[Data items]
━━━━━━━━━━

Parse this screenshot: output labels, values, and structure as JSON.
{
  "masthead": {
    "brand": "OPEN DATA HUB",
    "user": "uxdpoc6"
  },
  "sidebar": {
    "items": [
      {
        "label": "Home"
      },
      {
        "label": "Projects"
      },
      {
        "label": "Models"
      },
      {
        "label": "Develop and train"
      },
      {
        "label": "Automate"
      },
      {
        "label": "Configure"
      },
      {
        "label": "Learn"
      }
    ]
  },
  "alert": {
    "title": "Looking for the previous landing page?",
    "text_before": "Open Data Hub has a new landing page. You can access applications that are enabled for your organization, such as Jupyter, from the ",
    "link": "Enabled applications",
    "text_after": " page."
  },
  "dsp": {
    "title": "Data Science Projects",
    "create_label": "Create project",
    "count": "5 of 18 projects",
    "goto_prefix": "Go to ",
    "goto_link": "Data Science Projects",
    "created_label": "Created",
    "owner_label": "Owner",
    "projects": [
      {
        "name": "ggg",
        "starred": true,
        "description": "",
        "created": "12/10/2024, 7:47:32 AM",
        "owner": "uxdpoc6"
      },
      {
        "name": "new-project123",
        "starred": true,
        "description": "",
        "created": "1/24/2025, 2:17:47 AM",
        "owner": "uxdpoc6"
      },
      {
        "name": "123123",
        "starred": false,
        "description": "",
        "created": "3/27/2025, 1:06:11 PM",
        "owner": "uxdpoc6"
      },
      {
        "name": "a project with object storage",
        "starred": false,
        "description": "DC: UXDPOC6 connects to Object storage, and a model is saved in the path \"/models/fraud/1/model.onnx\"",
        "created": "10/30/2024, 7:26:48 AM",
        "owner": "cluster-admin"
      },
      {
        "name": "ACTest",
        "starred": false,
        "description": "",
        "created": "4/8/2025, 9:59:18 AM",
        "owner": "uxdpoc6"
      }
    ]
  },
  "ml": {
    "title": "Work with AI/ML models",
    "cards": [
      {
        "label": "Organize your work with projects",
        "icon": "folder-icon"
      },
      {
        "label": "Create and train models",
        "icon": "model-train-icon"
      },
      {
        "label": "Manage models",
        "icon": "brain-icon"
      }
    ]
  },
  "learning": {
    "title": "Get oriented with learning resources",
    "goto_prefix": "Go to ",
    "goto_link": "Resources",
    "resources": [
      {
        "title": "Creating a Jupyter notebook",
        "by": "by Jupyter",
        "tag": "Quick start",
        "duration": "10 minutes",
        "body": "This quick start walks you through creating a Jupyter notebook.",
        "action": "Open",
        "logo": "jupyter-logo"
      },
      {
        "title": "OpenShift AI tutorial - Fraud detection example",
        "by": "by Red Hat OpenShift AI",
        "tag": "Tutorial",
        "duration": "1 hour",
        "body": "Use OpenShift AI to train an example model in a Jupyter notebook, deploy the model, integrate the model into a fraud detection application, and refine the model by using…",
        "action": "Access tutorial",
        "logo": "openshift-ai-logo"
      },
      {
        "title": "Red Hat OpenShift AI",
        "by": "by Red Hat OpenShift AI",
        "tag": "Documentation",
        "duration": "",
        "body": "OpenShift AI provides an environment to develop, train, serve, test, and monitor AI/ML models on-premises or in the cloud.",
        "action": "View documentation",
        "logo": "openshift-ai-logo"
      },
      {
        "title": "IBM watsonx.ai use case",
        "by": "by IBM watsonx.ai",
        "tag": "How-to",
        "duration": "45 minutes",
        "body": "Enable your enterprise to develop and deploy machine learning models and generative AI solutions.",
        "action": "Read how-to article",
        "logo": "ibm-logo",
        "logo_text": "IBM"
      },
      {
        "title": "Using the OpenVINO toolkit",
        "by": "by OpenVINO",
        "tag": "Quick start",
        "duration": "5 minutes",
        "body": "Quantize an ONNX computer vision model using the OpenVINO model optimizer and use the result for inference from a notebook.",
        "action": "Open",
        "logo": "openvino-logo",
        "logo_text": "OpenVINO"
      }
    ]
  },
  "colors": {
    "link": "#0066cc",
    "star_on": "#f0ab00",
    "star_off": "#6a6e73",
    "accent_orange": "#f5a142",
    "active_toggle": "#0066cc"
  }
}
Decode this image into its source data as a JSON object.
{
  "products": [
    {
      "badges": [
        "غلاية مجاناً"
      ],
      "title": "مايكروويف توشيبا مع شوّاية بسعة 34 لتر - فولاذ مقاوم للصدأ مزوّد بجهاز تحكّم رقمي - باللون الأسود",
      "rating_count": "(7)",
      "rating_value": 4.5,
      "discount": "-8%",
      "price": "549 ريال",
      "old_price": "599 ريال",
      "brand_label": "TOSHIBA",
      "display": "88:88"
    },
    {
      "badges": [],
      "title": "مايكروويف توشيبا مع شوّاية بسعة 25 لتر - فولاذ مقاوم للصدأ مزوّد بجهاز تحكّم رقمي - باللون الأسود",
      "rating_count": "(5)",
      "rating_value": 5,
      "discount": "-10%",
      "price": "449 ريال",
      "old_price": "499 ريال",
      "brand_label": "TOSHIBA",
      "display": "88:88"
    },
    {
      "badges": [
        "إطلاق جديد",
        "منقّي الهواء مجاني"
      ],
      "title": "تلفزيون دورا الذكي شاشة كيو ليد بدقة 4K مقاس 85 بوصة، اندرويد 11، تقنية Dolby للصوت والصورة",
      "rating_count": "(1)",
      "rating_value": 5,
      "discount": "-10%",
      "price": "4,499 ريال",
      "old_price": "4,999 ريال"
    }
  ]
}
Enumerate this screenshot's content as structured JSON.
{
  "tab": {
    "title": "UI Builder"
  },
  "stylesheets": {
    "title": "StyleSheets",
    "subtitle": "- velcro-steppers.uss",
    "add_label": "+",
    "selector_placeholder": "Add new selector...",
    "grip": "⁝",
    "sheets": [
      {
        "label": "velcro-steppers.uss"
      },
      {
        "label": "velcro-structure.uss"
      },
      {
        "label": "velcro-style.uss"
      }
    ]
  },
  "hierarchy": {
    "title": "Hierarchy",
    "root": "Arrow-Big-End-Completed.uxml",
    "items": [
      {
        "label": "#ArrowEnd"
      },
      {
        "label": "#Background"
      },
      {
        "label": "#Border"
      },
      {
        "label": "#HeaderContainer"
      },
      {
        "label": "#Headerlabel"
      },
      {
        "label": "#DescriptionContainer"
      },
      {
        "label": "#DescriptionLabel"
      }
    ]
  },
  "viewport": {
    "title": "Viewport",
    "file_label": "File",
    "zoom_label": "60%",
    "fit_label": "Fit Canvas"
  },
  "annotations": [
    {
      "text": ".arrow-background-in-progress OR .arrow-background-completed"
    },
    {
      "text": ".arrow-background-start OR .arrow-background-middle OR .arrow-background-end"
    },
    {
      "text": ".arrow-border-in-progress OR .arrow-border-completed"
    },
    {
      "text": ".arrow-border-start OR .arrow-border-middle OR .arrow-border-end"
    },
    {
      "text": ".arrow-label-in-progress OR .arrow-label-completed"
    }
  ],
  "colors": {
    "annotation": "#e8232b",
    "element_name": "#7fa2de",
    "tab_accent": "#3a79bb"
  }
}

━━━━━━━━━━

* [TASK BRIEF]:
Type out the full listing again, exactly as given.

* [PROBLEM SOLUTION]:
Parse this screenshot: output labels, values, and structure as JSON.
{
  "masthead": {
    "brand": "OPEN DATA HUB",
    "user": "uxdpoc6"
  },
  "sidebar": {
    "items": [
      {
        "label": "Home"
      },
      {
        "label": "Projects"
      },
      {
        "label": "Models"
      },
      {
        "label": "Develop and train"
      },
      {
        "label": "Automate"
      },
      {
        "label": "Configure"
      },
      {
        "label": "Learn"
      }
    ]
  },
  "alert": {
    "title": "Looking for the previous landing page?",
    "text_before": "Open Data Hub has a new landing page. You can access applications that are enabled for your organization, such as Jupyter, from the ",
    "link": "Enabled applications",
    "text_after": " page."
  },
  "dsp": {
    "title": "Data Science Projects",
    "create_label": "Create project",
    "count": "5 of 18 projects",
    "goto_prefix": "Go to ",
    "goto_link": "Data Science Projects",
    "created_label": "Created",
    "owner_label": "Owner",
    "projects": [
      {
        "name": "ggg",
        "starred": true,
        "description": "",
        "created": "12/10/2024, 7:47:32 AM",
        "owner": "uxdpoc6"
      },
      {
        "name": "new-project123",
        "starred": true,
        "description": "",
        "created": "1/24/2025, 2:17:47 AM",
        "owner": "uxdpoc6"
      },
      {
        "name": "123123",
        "starred": false,
        "description": "",
        "created": "3/27/2025, 1:06:11 PM",
        "owner": "uxdpoc6"
      },
      {
        "name": "a project with object storage",
        "starred": false,
        "description": "DC: UXDPOC6 connects to Object storage, and a model is saved in the path \"/models/fraud/1/model.onnx\"",
        "created": "10/30/2024, 7:26:48 AM",
        "owner": "cluster-admin"
      },
      {
        "name": "ACTest",
        "starred": false,
        "description": "",
        "created": "4/8/2025, 9:59:18 AM",
        "owner": "uxdpoc6"
      }
    ]
  },
  "ml": {
    "title": "Work with AI/ML models",
    "cards": [
      {
        "label": "Organize your work with projects",
        "icon": "folder-icon"
      },
      {
        "label": "Create and train models",
        "icon": "model-train-icon"
      },
      {
        "label": "Manage models",
        "icon": "brain-icon"
      }
    ]
  },
  "learning": {
    "title": "Get oriented with learning resources",
    "goto_prefix": "Go to ",
    "goto_link": "Resources",
    "resources": [
      {
        "title": "Creating a Jupyter notebook",
        "by": "by Jupyter",
        "tag": "Quick start",
        "duration": "10 minutes",
        "body": "This quick start walks you through creating a Jupyter notebook.",
        "action": "Open",
        "logo": "jupyter-logo"
      },
      {
        "title": "OpenShift AI tutorial - Fraud detection example",
        "by": "by Red Hat OpenShift AI",
        "tag": "Tutorial",
        "duration": "1 hour",
        "body": "Use OpenShift AI to train an example model in a Jupyter notebook, deploy the model, integrate the model into a fraud detection application, and refine the model by using…",
        "action": "Access tutorial",
        "logo": "openshift-ai-logo"
      },
      {
        "title": "Red Hat OpenShift AI",
        "by": "by Red Hat OpenShift AI",
        "tag": "Documentation",
        "duration": "",
        "body": "OpenShift AI provides an environment to develop, train, serve, test, and monitor AI/ML models on-premises or in the cloud.",
        "action": "View documentation",
        "logo": "openshift-ai-logo"
      },
      {
        "title": "IBM watsonx.ai use case",
        "by": "by IBM watsonx.ai",
        "tag": "How-to",
        "duration": "45 minutes",
        "body": "Enable your enterprise to develop and deploy machine learning models and generative AI solutions.",
        "action": "Read how-to article",
        "logo": "ibm-logo",
        "logo_text": "IBM"
      },
      {
        "title": "Using the OpenVINO toolkit",
        "by": "by OpenVINO",
        "tag": "Quick start",
        "duration": "5 minutes",
        "body": "Quantize an ONNX computer vision model using the OpenVINO model optimizer and use the result for inference from a notebook.",
        "action": "Open",
        "logo": "openvino-logo",
        "logo_text": "OpenVINO"
      }
    ]
  },
  "colors": {
    "link": "#0066cc",
    "star_on": "#f0ab00",
    "star_off": "#6a6e73",
    "accent_orange": "#f5a142",
    "active_toggle": "#0066cc"
  }
}
Decode this image into its source data as a JSON object.
{
  "products": [
    {
      "badges": [
        "غلاية مجاناً"
      ],
      "title": "مايكروويف توشيبا مع شوّاية بسعة 34 لتر - فولاذ مقاوم للصدأ مزوّد بجهاز تحكّم رقمي - باللون الأسود",
      "rating_count": "(7)",
      "rating_value": 4.5,
      "discount": "-8%",
      "price": "549 ريال",
      "old_price": "599 ريال",
      "brand_label": "TOSHIBA",
      "display": "88:88"
    },
    {
      "badges": [],
      "title": "مايكروويف توشيبا مع شوّاية بسعة 25 لتر - فولاذ مقاوم للصدأ مزوّد بجهاز تحكّم رقمي - باللون الأسود",
      "rating_count": "(5)",
      "rating_value": 5,
      "discount": "-10%",
      "price": "449 ريال",
      "old_price": "499 ريال",
      "brand_label": "TOSHIBA",
      "display": "88:88"
    },
    {
      "badges": [
        "إطلاق جديد",
        "منقّي الهواء مجاني"
      ],
      "title": "تلفزيون دورا الذكي شاشة كيو ليد بدقة 4K مقاس 85 بوصة، اندرويد 11، تقنية Dolby للصوت والصورة",
      "rating_count": "(1)",
      "rating_value": 5,
      "discount": "-10%",
      "price": "4,499 ريال",
      "old_price": "4,999 ريال"
    }
  ]
}
Enumerate this screenshot's content as structured JSON.
{
  "tab": {
    "title": "UI Builder"
  },
  "stylesheets": {
    "title": "StyleSheets",
    "subtitle": "- velcro-steppers.uss",
    "add_label": "+",
    "selector_placeholder": "Add new selector...",
    "grip": "⁝",
    "sheets": [
      {
        "label": "velcro-steppers.uss"
      },
      {
        "label": "velcro-structure.uss"
      },
      {
        "label": "velcro-style.uss"
      }
    ]
  },
  "hierarchy": {
    "title": "Hierarchy",
    "root": "Arrow-Big-End-Completed.uxml",
    "items": [
      {
        "label": "#ArrowEnd"
      },
      {
        "label": "#Background"
      },
      {
        "label": "#Border"
      },
      {
        "label": "#HeaderContainer"
      },
      {
        "label": "#Headerlabel"
      },
      {
        "label": "#DescriptionContainer"
      },
      {
        "label": "#DescriptionLabel"
      }
    ]
  },
  "viewport": {
    "title": "Viewport",
    "file_label": "File",
    "zoom_label": "60%",
    "fit_label": "Fit Canvas"
  },
  "annotations": [
    {
      "text": ".arrow-background-in-progress OR .arrow-background-completed"
    },
    {
      "text": ".arrow-background-start OR .arrow-background-middle OR .arrow-background-end"
    },
    {
      "text": ".arrow-border-in-progress OR .arrow-border-completed"
    },
    {
      "text": ".arrow-border-start OR .arrow-border-middle OR .arrow-border-end"
    },
    {
      "text": ".arrow-label-in-progress OR .arrow-label-completed"
    }
  ],
  "colors": {
    "annotation": "#e8232b",
    "element_name": "#7fa2de",
    "tab_accent": "#3a79bb"
  }
}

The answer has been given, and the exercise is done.